A block of data:
┌────────
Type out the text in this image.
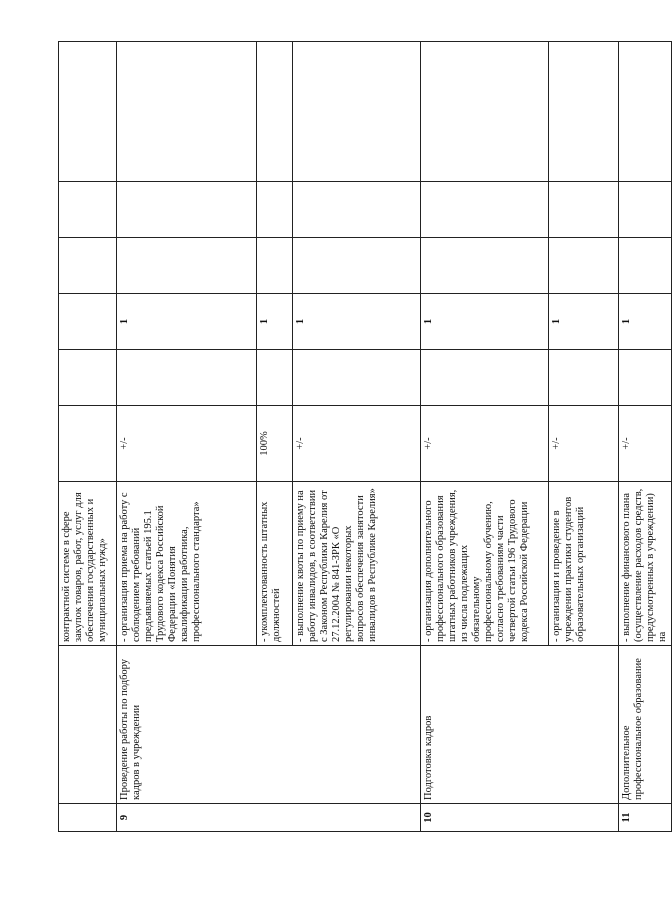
		контрактной системе в сфере закупок товаров, работ, услуг для обеспечения государственных и муниципальных нужд»						
9	Проведение работы по подбору кадров в учреждении	- организация приема на работу с соблюдением требований предъявляемых статьей 195.1 Трудового кодекса Российской Федерации «Понятия квалификации работника, профессионального стандарта»	+/-		1			
		- укомплектованность штатных должностей	100%		1			
		- выполнение квоты по приему на работу инвалидов, в соответствии с Законом Республики Карелия от 27.12.2004 № 841-ЗРК «О регулировании некоторых вопросов обеспечения занятости инвалидов в Республике Карелия»	+/-		1			
10	Подготовка кадров	- организация дополнительного профессионального образования штатных работников учреждения, из числа подлежащих обязательному профессиональному обучению, согласно требованиям части четвертой статьи 196 Трудового кодекса Российской Федерации	+/-		1			
		- организация и проведение в учреждении практики студентов образовательных организаций	+/-		1			
11	Дополнительное профессиональное образование	- выполнение финансового плана (осуществление расходов средств, предусмотренных в учреждении) на	+/-		1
└────────
| Instructions to follow |
From the data above, pick out each line containing "учреждении" and copy it.

| Solution |
9	Проведение работы по подбору кадров в учреждении	- организация приема на работу с соблюдением требований предъявляемых статьей 195.1 Трудового кодекса Российской Федерации «Понятия квалификации работника, профессионального стандарта»	+/-		1			
		- организация и проведение в учреждении практики студентов образовательных организаций	+/-		1			
11	Дополнительное профессиональное образование	- выполнение финансового плана (осуществление расходов средств, предусмотренных в учреждении) на	+/-		1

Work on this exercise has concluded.